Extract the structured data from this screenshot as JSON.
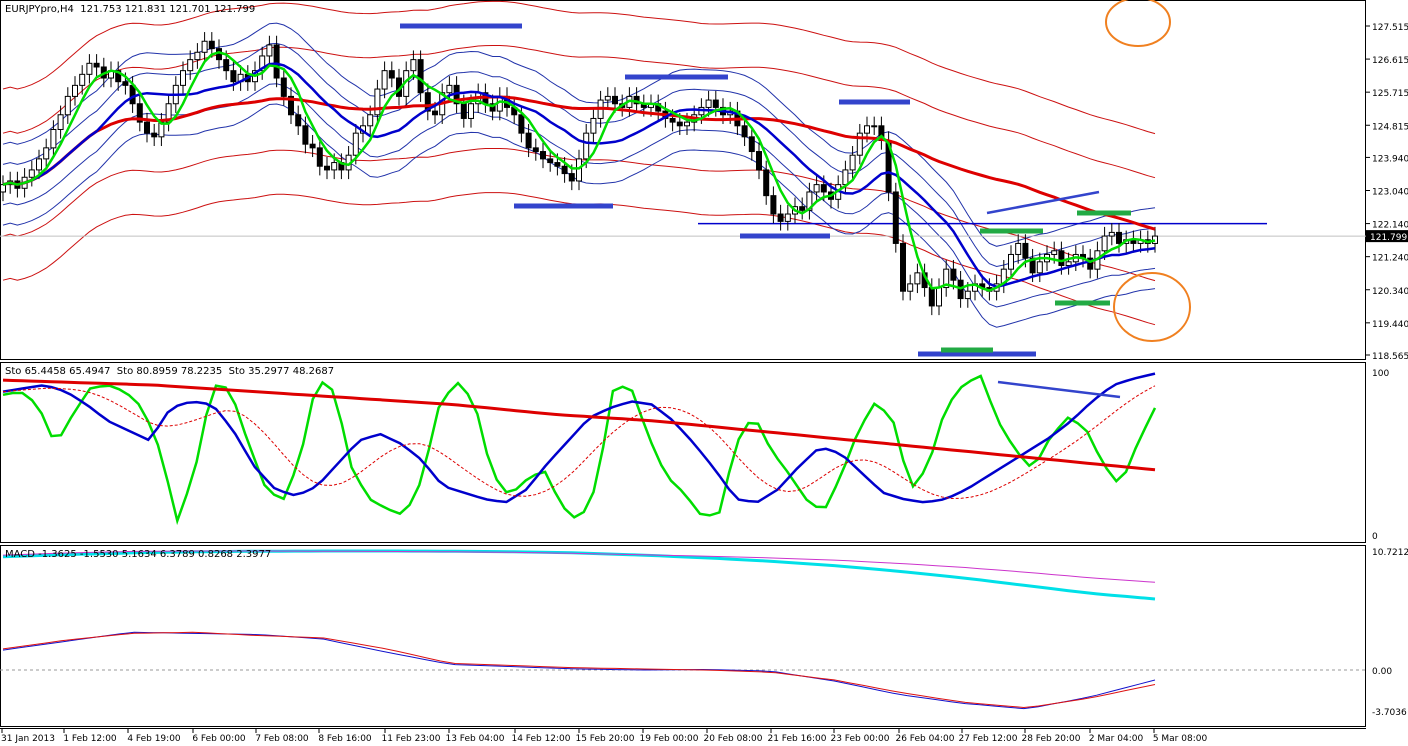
{
  "window": {
    "price_header": "EURJPYpro,H4  121.753 121.831 121.701 121.799",
    "stoch_header": "Sto 65.4458 65.4947  Sto 80.8959 78.2235  Sto 35.2977 48.2687",
    "macd_header": "MACD -1.3625 -1.5530 5.1634 6.3789 0.8268 2.3977"
  },
  "colors": {
    "background": "#ffffff",
    "grid": "#000000",
    "candle_up": "#ffffff",
    "candle_down": "#000000",
    "sma_fast": "#00dd00",
    "sma_mid": "#0000cc",
    "sma_slow": "#dd0000",
    "bands_blue": "#2233aa",
    "bands_red": "#cc1111",
    "annotation_blue": "#3344cc",
    "annotation_green": "#22aa44",
    "annotation_orange": "#f08020",
    "macd_main": "#00e0e8",
    "macd_signal": "#cc33cc",
    "macd_fast": "#1111cc",
    "macd_slow": "#dd1111",
    "current_price_tag_bg": "#000000"
  },
  "chart_data": [
    {
      "type": "candlestick",
      "symbol": "EURJPYpro",
      "timeframe": "H4",
      "ylim": [
        118.565,
        127.515
      ],
      "y_ticks": [
        "127.515",
        "126.615",
        "125.715",
        "124.815",
        "123.940",
        "123.040",
        "122.140",
        "121.240",
        "120.340",
        "119.440",
        "118.565"
      ],
      "current_price": "121.799",
      "x_ticks": [
        "31 Jan 2013",
        "1 Feb 12:00",
        "4 Feb 19:00",
        "6 Feb 00:00",
        "7 Feb 08:00",
        "8 Feb 16:00",
        "11 Feb 23:00",
        "13 Feb 04:00",
        "14 Feb 12:00",
        "15 Feb 20:00",
        "19 Feb 00:00",
        "20 Feb 08:00",
        "21 Feb 16:00",
        "23 Feb 00:00",
        "26 Feb 04:00",
        "27 Feb 12:00",
        "28 Feb 20:00",
        "2 Mar 04:00",
        "5 Mar 08:00"
      ],
      "close": [
        123.2,
        123.3,
        123.1,
        123.4,
        123.6,
        123.9,
        124.2,
        124.7,
        125.1,
        125.6,
        125.9,
        126.2,
        126.5,
        126.4,
        126.1,
        126.3,
        126.0,
        125.9,
        125.4,
        124.9,
        124.6,
        124.5,
        124.9,
        125.4,
        125.9,
        126.3,
        126.6,
        126.8,
        127.1,
        126.9,
        126.6,
        126.3,
        126.0,
        126.2,
        126.0,
        126.3,
        126.7,
        127.0,
        126.1,
        125.6,
        125.1,
        124.8,
        124.3,
        124.2,
        123.7,
        123.6,
        123.8,
        123.6,
        124.0,
        124.6,
        124.8,
        125.1,
        125.8,
        126.3,
        126.1,
        125.6,
        126.3,
        126.6,
        125.7,
        125.2,
        125.1,
        125.7,
        125.9,
        125.4,
        125.0,
        125.4,
        125.7,
        125.4,
        125.2,
        125.6,
        125.3,
        125.1,
        124.6,
        124.2,
        124.1,
        123.9,
        123.8,
        123.7,
        123.5,
        123.3,
        123.9,
        124.6,
        125.0,
        125.5,
        125.6,
        125.4,
        125.3,
        125.6,
        125.4,
        125.3,
        125.4,
        125.2,
        125.0,
        124.9,
        124.8,
        124.9,
        125.1,
        125.3,
        125.5,
        125.3,
        125.1,
        125.2,
        124.8,
        124.5,
        124.1,
        123.6,
        122.9,
        122.4,
        122.2,
        122.4,
        122.6,
        122.5,
        123.0,
        123.2,
        123.0,
        122.8,
        123.2,
        123.6,
        124.0,
        124.6,
        124.8,
        124.8,
        124.4,
        123.0,
        121.6,
        120.3,
        120.5,
        120.8,
        120.4,
        119.9,
        120.4,
        120.9,
        120.6,
        120.1,
        120.3,
        120.5,
        120.4,
        120.3,
        120.5,
        120.9,
        121.3,
        121.6,
        121.2,
        120.8,
        121.1,
        121.3,
        121.4,
        121.0,
        121.1,
        121.3,
        121.2,
        120.9,
        121.4,
        121.8,
        121.9,
        121.6,
        121.7,
        121.6,
        121.7,
        121.6,
        121.8
      ],
      "sma_fast_color": "green",
      "sma_mid_color": "blue",
      "sma_slow_color": "red",
      "horizontal_line": 122.14
    },
    {
      "type": "line",
      "name_header": "Sto",
      "ylim": [
        0,
        100
      ],
      "y_ticks": [
        "100",
        "0"
      ],
      "series": [
        {
          "color": "green",
          "values": [
            86,
            88,
            80,
            55,
            74,
            90,
            92,
            88,
            78,
            52,
            8,
            40,
            92,
            90,
            58,
            30,
            20,
            46,
            96,
            88,
            40,
            22,
            16,
            12,
            34,
            80,
            94,
            82,
            38,
            24,
            34,
            40,
            18,
            8,
            30,
            92,
            90,
            60,
            36,
            26,
            12,
            12,
            56,
            74,
            52,
            38,
            22,
            14,
            36,
            64,
            82,
            70,
            28,
            42,
            78,
            92,
            98,
            70,
            52,
            40,
            60,
            72,
            66,
            44,
            30,
            56,
            78
          ]
        },
        {
          "color": "blue",
          "values": [
            88,
            90,
            92,
            88,
            80,
            70,
            64,
            58,
            78,
            82,
            80,
            64,
            42,
            28,
            24,
            30,
            44,
            58,
            62,
            56,
            46,
            30,
            26,
            22,
            20,
            28,
            44,
            58,
            72,
            78,
            82,
            80,
            70,
            56,
            40,
            22,
            20,
            28,
            42,
            54,
            50,
            38,
            26,
            22,
            20,
            22,
            28,
            36,
            44,
            52,
            60,
            70,
            82,
            92,
            96,
            99
          ]
        },
        {
          "color": "red",
          "values": [
            95,
            94,
            93,
            92,
            90,
            88,
            86,
            84,
            82,
            80,
            77,
            74,
            72,
            70,
            67,
            64,
            61,
            58,
            55,
            52,
            49,
            46,
            43,
            40
          ]
        }
      ]
    },
    {
      "type": "line",
      "name_header": "MACD",
      "y_ticks": [
        "10.7212",
        "0.00",
        "-3.7036"
      ],
      "ylim": [
        -4.5,
        10.7212
      ],
      "series": [
        {
          "color": "cyan",
          "values": [
            10.2,
            10.4,
            10.55,
            10.65,
            10.7,
            10.72,
            10.72,
            10.7,
            10.65,
            10.55,
            10.35,
            10.1,
            9.8,
            9.4,
            8.9,
            8.3,
            7.6,
            6.9,
            6.4
          ]
        },
        {
          "color": "magenta",
          "values": [
            10.35,
            10.55,
            10.68,
            10.72,
            10.72,
            10.7,
            10.68,
            10.65,
            10.6,
            10.5,
            10.38,
            10.25,
            10.1,
            9.9,
            9.6,
            9.25,
            8.8,
            8.3,
            7.9
          ]
        },
        {
          "color": "blue",
          "values": [
            1.8,
            2.6,
            3.4,
            3.3,
            3.2,
            2.8,
            1.6,
            0.5,
            0.3,
            0.1,
            0.0,
            0.05,
            -0.1,
            -1.0,
            -2.2,
            -3.0,
            -3.5,
            -2.4,
            -0.9
          ]
        },
        {
          "color": "red",
          "values": [
            1.9,
            2.7,
            3.3,
            3.4,
            3.1,
            2.9,
            1.9,
            0.6,
            0.4,
            0.2,
            0.1,
            0.0,
            -0.2,
            -0.9,
            -2.0,
            -2.9,
            -3.4,
            -2.5,
            -1.3
          ]
        }
      ]
    }
  ]
}
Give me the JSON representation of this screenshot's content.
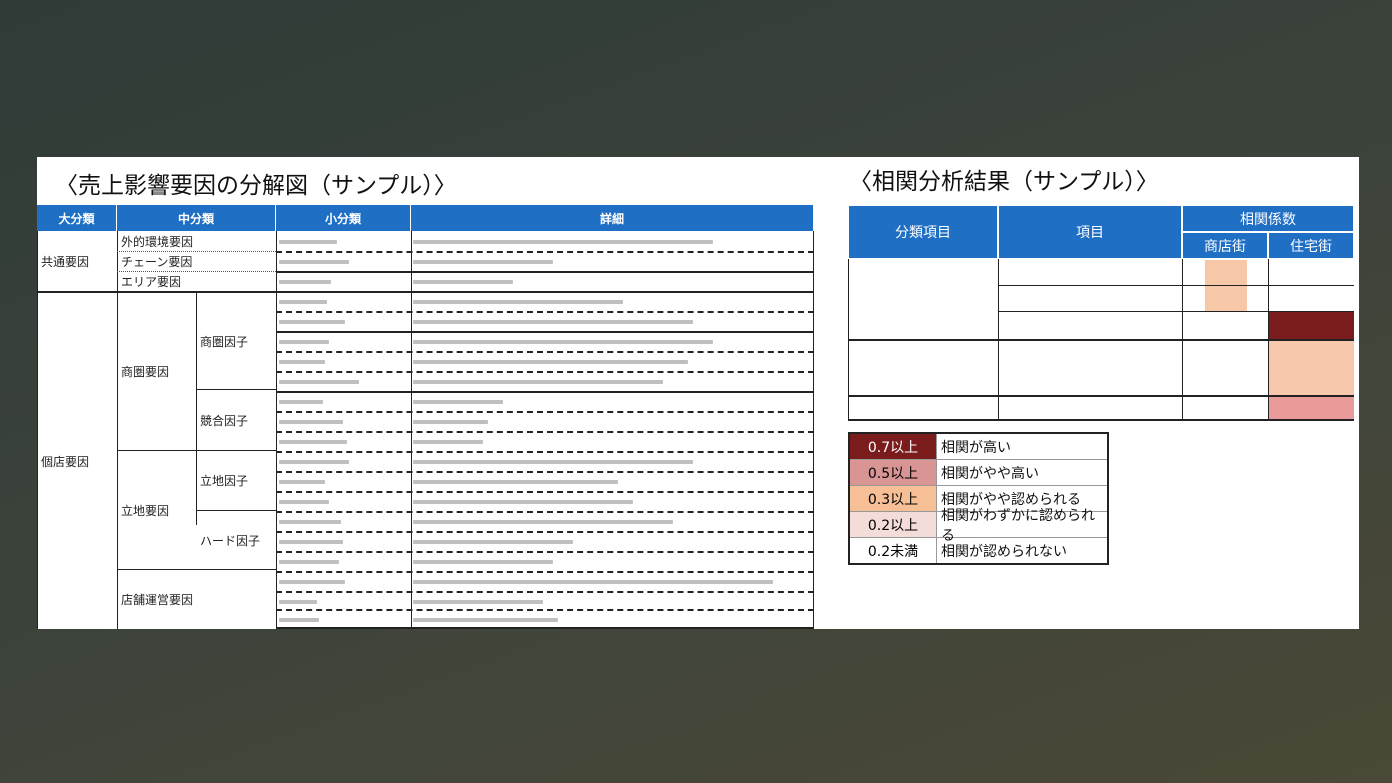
{
  "titles": {
    "left": "〈売上影響要因の分解図（サンプル）〉",
    "right": "〈相関分析結果（サンプル）〉"
  },
  "breakdown": {
    "headers": [
      "大分類",
      "中分類",
      "小分類",
      "詳細"
    ],
    "major": [
      "共通要因",
      "個店要因"
    ],
    "common_middle": [
      "外的環境要因",
      "チェーン要因",
      "エリア要因"
    ],
    "store_middle": [
      "商圏要因",
      "立地要因",
      "店舗運営要因"
    ],
    "store_sub": [
      "商圏因子",
      "競合因子",
      "立地因子",
      "ハード因子"
    ]
  },
  "correlation": {
    "headers": {
      "category": "分類項目",
      "item": "項目",
      "coef": "相関係数",
      "shopping": "商店街",
      "residential": "住宅街"
    },
    "colors": {
      "high": "#7b1c1c",
      "mid_high": "#d99594",
      "mid": "#f7bf95",
      "low": "#f4dcd9",
      "none": "#ffffff"
    }
  },
  "legend": [
    {
      "range": "0.7以上",
      "label": "相関が高い",
      "color": "#7b1c1c",
      "text_color": "#ffffff"
    },
    {
      "range": "0.5以上",
      "label": "相関がやや高い",
      "color": "#d99594",
      "text_color": "#222222"
    },
    {
      "range": "0.3以上",
      "label": "相関がやや認められる",
      "color": "#f7bf95",
      "text_color": "#222222"
    },
    {
      "range": "0.2以上",
      "label": "相関がわずかに認められる",
      "color": "#f4dcd9",
      "text_color": "#222222"
    },
    {
      "range": "0.2未満",
      "label": "相関が認められない",
      "color": "#ffffff",
      "text_color": "#222222"
    }
  ]
}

= = = = = = =

__TASK REQUIREMENTS__. Of the lines in the material above, state how many contain the string "label"; give no other text.

__EXERCISE OUTPUT__. 5